Data to process start

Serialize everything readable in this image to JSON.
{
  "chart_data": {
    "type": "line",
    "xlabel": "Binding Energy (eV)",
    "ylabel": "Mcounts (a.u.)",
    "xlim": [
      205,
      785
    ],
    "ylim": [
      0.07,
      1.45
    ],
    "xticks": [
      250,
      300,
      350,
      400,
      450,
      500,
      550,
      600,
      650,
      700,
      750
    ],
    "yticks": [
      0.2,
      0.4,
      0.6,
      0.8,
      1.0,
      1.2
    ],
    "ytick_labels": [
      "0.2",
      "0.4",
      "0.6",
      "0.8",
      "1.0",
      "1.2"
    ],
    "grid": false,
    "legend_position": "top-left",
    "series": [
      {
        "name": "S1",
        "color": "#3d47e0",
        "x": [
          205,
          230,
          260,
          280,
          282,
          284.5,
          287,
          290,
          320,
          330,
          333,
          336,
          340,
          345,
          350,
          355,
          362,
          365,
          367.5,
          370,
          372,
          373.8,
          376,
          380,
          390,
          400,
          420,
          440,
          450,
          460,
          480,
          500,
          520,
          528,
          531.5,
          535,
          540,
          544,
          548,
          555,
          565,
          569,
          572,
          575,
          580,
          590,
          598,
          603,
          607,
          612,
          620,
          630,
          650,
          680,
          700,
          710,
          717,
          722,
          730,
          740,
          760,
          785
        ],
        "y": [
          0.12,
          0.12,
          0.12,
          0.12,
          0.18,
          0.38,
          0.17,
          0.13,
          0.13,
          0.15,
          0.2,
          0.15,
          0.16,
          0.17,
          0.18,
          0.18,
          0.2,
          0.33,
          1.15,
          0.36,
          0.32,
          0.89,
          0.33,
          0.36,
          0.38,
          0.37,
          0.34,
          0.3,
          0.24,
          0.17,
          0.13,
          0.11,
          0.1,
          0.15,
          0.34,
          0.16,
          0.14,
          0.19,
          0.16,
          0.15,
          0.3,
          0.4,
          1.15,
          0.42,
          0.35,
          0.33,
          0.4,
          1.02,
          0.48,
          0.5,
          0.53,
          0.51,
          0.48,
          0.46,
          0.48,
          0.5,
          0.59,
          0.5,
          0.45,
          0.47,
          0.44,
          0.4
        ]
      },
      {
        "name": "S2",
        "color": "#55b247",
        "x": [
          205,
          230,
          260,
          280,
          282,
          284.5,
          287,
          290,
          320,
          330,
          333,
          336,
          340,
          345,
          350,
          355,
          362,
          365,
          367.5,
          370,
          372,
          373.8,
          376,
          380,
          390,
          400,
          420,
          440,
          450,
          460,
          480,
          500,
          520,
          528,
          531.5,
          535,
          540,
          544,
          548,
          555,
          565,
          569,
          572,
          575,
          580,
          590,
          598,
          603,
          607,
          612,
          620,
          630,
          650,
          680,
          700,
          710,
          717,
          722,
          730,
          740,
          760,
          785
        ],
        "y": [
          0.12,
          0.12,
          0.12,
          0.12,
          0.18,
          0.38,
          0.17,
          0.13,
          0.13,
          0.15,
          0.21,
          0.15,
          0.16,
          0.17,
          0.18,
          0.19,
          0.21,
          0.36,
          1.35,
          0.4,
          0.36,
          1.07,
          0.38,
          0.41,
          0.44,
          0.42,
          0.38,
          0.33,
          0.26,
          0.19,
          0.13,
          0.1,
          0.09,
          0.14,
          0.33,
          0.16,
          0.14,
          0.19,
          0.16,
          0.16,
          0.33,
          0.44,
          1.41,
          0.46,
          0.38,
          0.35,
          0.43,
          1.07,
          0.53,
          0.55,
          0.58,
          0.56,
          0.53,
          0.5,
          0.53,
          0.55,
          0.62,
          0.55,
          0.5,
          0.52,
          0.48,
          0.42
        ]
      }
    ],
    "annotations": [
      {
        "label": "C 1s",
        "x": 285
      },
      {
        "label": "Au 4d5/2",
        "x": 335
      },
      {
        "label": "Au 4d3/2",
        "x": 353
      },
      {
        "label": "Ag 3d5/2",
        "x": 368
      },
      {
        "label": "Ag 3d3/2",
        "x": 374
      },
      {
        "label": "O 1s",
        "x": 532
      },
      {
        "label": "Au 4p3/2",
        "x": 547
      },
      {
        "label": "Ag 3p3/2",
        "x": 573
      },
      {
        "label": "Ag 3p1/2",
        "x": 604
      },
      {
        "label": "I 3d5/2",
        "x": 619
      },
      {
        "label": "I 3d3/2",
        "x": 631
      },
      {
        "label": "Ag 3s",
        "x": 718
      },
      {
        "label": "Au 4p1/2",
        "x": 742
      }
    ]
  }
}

Data to process end

* _Brief_
Please reproduce every line of the material word for word.

* _Exercise answer_
Serialize everything readable in this image to JSON.
{
  "chart_data": {
    "type": "line",
    "xlabel": "Binding Energy (eV)",
    "ylabel": "Mcounts (a.u.)",
    "xlim": [
      205,
      785
    ],
    "ylim": [
      0.07,
      1.45
    ],
    "xticks": [
      250,
      300,
      350,
      400,
      450,
      500,
      550,
      600,
      650,
      700,
      750
    ],
    "yticks": [
      0.2,
      0.4,
      0.6,
      0.8,
      1.0,
      1.2
    ],
    "ytick_labels": [
      "0.2",
      "0.4",
      "0.6",
      "0.8",
      "1.0",
      "1.2"
    ],
    "grid": false,
    "legend_position": "top-left",
    "series": [
      {
        "name": "S1",
        "color": "#3d47e0",
        "x": [
          205,
          230,
          260,
          280,
          282,
          284.5,
          287,
          290,
          320,
          330,
          333,
          336,
          340,
          345,
          350,
          355,
          362,
          365,
          367.5,
          370,
          372,
          373.8,
          376,
          380,
          390,
          400,
          420,
          440,
          450,
          460,
          480,
          500,
          520,
          528,
          531.5,
          535,
          540,
          544,
          548,
          555,
          565,
          569,
          572,
          575,
          580,
          590,
          598,
          603,
          607,
          612,
          620,
          630,
          650,
          680,
          700,
          710,
          717,
          722,
          730,
          740,
          760,
          785
        ],
        "y": [
          0.12,
          0.12,
          0.12,
          0.12,
          0.18,
          0.38,
          0.17,
          0.13,
          0.13,
          0.15,
          0.2,
          0.15,
          0.16,
          0.17,
          0.18,
          0.18,
          0.2,
          0.33,
          1.15,
          0.36,
          0.32,
          0.89,
          0.33,
          0.36,
          0.38,
          0.37,
          0.34,
          0.3,
          0.24,
          0.17,
          0.13,
          0.11,
          0.1,
          0.15,
          0.34,
          0.16,
          0.14,
          0.19,
          0.16,
          0.15,
          0.3,
          0.4,
          1.15,
          0.42,
          0.35,
          0.33,
          0.4,
          1.02,
          0.48,
          0.5,
          0.53,
          0.51,
          0.48,
          0.46,
          0.48,
          0.5,
          0.59,
          0.5,
          0.45,
          0.47,
          0.44,
          0.4
        ]
      },
      {
        "name": "S2",
        "color": "#55b247",
        "x": [
          205,
          230,
          260,
          280,
          282,
          284.5,
          287,
          290,
          320,
          330,
          333,
          336,
          340,
          345,
          350,
          355,
          362,
          365,
          367.5,
          370,
          372,
          373.8,
          376,
          380,
          390,
          400,
          420,
          440,
          450,
          460,
          480,
          500,
          520,
          528,
          531.5,
          535,
          540,
          544,
          548,
          555,
          565,
          569,
          572,
          575,
          580,
          590,
          598,
          603,
          607,
          612,
          620,
          630,
          650,
          680,
          700,
          710,
          717,
          722,
          730,
          740,
          760,
          785
        ],
        "y": [
          0.12,
          0.12,
          0.12,
          0.12,
          0.18,
          0.38,
          0.17,
          0.13,
          0.13,
          0.15,
          0.21,
          0.15,
          0.16,
          0.17,
          0.18,
          0.19,
          0.21,
          0.36,
          1.35,
          0.4,
          0.36,
          1.07,
          0.38,
          0.41,
          0.44,
          0.42,
          0.38,
          0.33,
          0.26,
          0.19,
          0.13,
          0.1,
          0.09,
          0.14,
          0.33,
          0.16,
          0.14,
          0.19,
          0.16,
          0.16,
          0.33,
          0.44,
          1.41,
          0.46,
          0.38,
          0.35,
          0.43,
          1.07,
          0.53,
          0.55,
          0.58,
          0.56,
          0.53,
          0.5,
          0.53,
          0.55,
          0.62,
          0.55,
          0.5,
          0.52,
          0.48,
          0.42
        ]
      }
    ],
    "annotations": [
      {
        "label": "C 1s",
        "x": 285
      },
      {
        "label": "Au 4d5/2",
        "x": 335
      },
      {
        "label": "Au 4d3/2",
        "x": 353
      },
      {
        "label": "Ag 3d5/2",
        "x": 368
      },
      {
        "label": "Ag 3d3/2",
        "x": 374
      },
      {
        "label": "O 1s",
        "x": 532
      },
      {
        "label": "Au 4p3/2",
        "x": 547
      },
      {
        "label": "Ag 3p3/2",
        "x": 573
      },
      {
        "label": "Ag 3p1/2",
        "x": 604
      },
      {
        "label": "I 3d5/2",
        "x": 619
      },
      {
        "label": "I 3d3/2",
        "x": 631
      },
      {
        "label": "Ag 3s",
        "x": 718
      },
      {
        "label": "Au 4p1/2",
        "x": 742
      }
    ]
  }
}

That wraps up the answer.